Exercise brief: Locate the string "text" in the records below. Copy every line where it occurs.

Record list:
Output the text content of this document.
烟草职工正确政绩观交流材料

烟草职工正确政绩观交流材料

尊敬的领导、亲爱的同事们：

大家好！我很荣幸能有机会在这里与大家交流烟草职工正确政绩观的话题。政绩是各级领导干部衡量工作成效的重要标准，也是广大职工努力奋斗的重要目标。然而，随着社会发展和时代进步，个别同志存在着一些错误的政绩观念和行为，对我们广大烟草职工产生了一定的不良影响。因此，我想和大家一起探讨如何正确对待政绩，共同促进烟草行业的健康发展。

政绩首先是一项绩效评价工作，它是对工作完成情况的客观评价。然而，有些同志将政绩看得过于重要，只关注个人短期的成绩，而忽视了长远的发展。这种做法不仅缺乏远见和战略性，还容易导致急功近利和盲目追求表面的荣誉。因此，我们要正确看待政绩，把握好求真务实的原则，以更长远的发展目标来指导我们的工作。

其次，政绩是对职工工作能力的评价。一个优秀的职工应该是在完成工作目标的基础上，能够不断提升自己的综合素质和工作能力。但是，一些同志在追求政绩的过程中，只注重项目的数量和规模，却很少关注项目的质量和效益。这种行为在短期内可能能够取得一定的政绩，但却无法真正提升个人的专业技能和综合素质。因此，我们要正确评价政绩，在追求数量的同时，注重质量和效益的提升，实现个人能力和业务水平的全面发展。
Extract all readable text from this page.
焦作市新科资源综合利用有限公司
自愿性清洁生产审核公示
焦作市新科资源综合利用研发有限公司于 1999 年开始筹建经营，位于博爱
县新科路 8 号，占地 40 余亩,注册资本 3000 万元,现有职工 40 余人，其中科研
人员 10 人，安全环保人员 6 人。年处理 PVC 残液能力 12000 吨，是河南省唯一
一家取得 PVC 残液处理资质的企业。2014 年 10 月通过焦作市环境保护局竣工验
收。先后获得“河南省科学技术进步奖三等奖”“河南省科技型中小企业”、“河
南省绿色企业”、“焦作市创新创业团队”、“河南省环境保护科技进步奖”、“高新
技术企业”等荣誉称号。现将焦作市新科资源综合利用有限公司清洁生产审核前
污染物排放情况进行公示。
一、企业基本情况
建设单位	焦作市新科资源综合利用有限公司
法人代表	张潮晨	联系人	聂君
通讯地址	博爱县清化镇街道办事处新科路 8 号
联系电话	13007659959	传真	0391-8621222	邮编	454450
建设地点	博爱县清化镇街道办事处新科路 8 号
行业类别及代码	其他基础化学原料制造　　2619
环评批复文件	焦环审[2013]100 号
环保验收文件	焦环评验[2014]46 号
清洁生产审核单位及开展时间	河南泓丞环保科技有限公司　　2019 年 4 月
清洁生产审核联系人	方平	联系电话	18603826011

Response to this exercise:
Output the text content of this document.
Extract all readable text from this page.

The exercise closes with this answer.